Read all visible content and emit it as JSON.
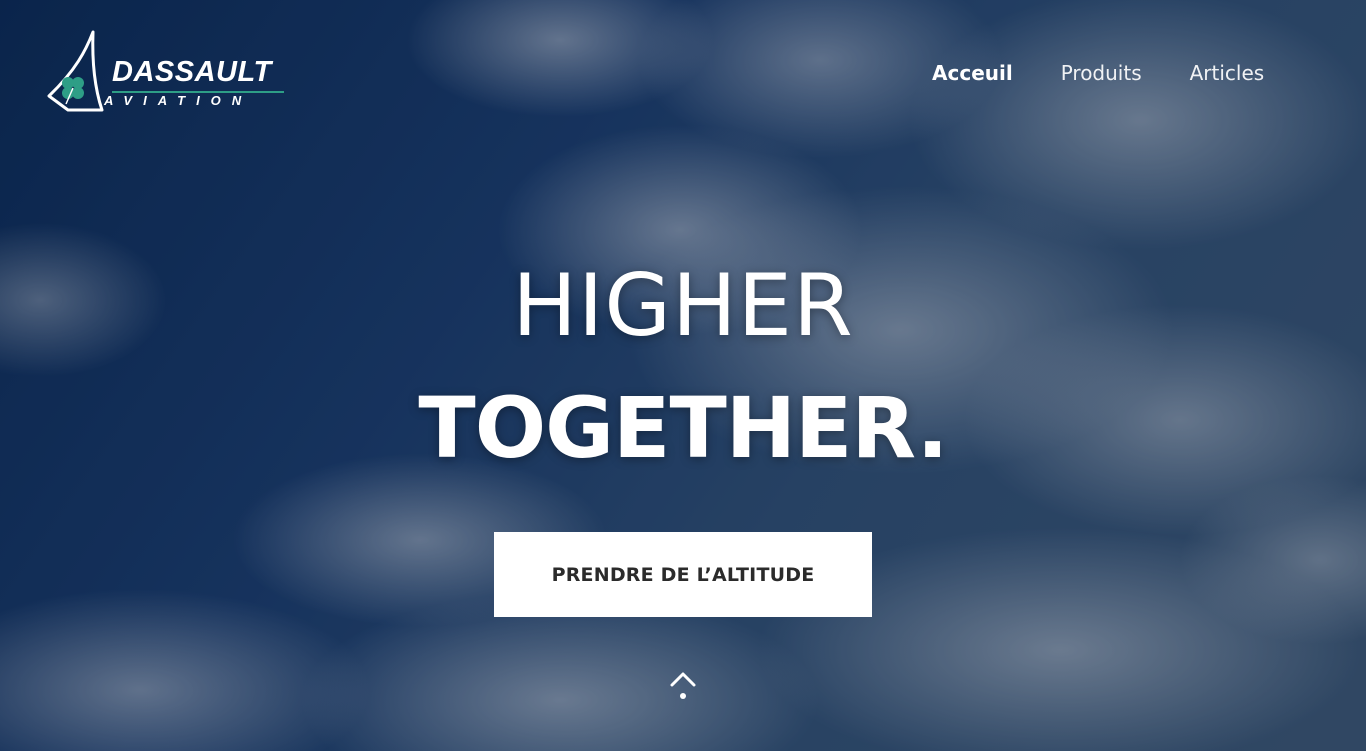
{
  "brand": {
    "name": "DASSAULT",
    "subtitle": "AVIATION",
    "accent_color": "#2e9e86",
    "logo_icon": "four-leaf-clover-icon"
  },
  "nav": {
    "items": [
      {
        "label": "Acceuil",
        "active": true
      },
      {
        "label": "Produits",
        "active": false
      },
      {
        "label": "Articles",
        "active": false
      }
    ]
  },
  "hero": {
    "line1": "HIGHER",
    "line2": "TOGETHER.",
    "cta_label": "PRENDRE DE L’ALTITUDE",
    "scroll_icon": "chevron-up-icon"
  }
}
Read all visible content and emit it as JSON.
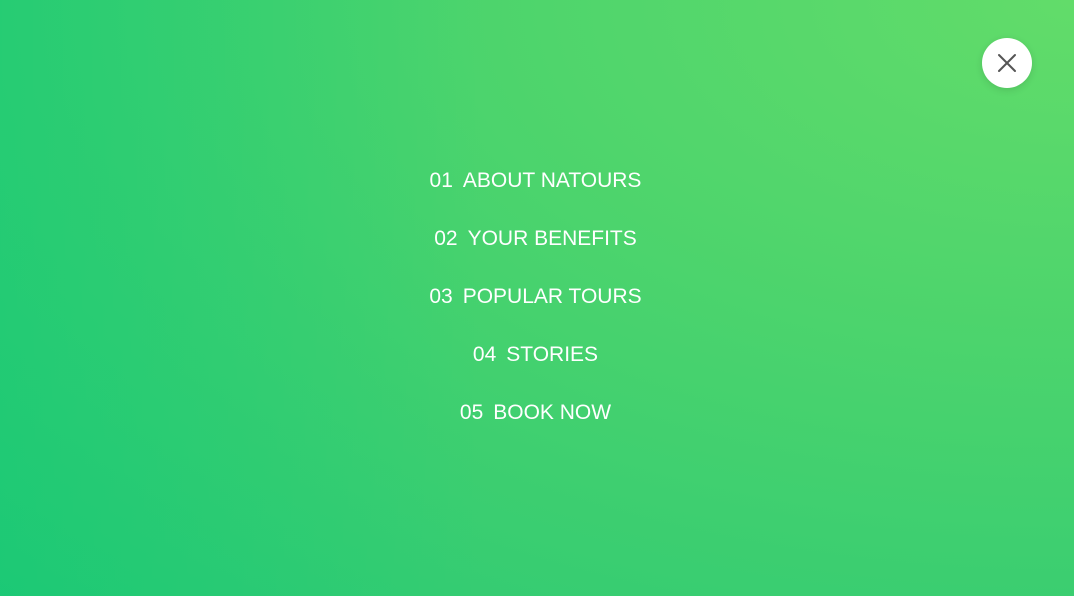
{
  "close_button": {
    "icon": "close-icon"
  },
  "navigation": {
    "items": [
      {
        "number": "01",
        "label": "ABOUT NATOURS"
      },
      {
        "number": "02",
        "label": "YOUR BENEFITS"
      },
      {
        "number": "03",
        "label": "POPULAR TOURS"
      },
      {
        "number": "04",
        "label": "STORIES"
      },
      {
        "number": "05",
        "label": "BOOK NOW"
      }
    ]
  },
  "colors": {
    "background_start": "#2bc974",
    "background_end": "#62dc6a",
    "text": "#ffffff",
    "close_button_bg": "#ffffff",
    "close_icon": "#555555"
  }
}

--

Return all of the entries word for word, but omit the pictures.

■ Correct answer ■
Read all visible content and emit it as JSON.
{
  "brand": {
    "name": "DASSAULT",
    "subtitle": "AVIATION",
    "accent_color": "#2e9e86",
    "logo_icon": "four-leaf-clover-icon"
  },
  "nav": {
    "items": [
      {
        "label": "Acceuil",
        "active": true
      },
      {
        "label": "Produits",
        "active": false
      },
      {
        "label": "Articles",
        "active": false
      }
    ]
  },
  "hero": {
    "line1": "HIGHER",
    "line2": "TOGETHER.",
    "cta_label": "PRENDRE DE L’ALTITUDE",
    "scroll_icon": "chevron-up-icon"
  }
}
Read all visible content and emit it as JSON.
{
  "close_button": {
    "icon": "close-icon"
  },
  "navigation": {
    "items": [
      {
        "number": "01",
        "label": "ABOUT NATOURS"
      },
      {
        "number": "02",
        "label": "YOUR BENEFITS"
      },
      {
        "number": "03",
        "label": "POPULAR TOURS"
      },
      {
        "number": "04",
        "label": "STORIES"
      },
      {
        "number": "05",
        "label": "BOOK NOW"
      }
    ]
  },
  "colors": {
    "background_start": "#2bc974",
    "background_end": "#62dc6a",
    "text": "#ffffff",
    "close_button_bg": "#ffffff",
    "close_icon": "#555555"
  }
}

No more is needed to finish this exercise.